** begin Excerpted data **

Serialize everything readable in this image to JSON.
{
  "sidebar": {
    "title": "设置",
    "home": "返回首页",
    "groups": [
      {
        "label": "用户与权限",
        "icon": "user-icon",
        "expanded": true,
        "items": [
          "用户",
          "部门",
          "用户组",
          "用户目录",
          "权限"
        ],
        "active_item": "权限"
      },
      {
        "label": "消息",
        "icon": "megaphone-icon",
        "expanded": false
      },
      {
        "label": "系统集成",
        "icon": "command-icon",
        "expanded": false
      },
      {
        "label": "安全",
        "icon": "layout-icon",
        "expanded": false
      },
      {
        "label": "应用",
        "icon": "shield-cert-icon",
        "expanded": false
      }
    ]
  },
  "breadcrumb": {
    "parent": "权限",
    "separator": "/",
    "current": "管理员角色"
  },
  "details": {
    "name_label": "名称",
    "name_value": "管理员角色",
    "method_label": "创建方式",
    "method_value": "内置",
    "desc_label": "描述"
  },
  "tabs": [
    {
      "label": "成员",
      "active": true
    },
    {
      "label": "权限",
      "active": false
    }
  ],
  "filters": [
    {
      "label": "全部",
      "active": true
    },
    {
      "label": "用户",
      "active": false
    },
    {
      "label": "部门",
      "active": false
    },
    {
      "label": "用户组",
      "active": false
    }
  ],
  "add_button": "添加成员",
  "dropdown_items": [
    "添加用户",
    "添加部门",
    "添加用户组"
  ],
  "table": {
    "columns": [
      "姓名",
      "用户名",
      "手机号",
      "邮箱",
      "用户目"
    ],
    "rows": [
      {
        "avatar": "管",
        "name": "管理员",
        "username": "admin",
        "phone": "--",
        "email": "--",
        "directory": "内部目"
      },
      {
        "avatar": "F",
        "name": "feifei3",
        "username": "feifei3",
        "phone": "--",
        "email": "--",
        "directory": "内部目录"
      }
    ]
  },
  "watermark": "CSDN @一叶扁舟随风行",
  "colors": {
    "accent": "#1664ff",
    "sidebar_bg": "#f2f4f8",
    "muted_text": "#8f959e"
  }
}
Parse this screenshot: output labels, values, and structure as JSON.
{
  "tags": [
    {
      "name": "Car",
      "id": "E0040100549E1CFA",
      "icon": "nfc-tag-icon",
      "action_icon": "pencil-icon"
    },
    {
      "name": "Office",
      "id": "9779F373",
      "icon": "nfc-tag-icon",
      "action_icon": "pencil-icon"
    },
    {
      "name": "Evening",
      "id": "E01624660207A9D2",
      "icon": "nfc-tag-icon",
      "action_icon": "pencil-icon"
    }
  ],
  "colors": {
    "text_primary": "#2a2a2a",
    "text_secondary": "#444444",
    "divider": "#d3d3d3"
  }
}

** end Excerpted data **

** Short problem **
Filter the records above for lines containing the word "this", and copy those lines.

** Exercise solution **
Serialize everything readable in this image to JSON.
Parse this screenshot: output labels, values, and structure as JSON.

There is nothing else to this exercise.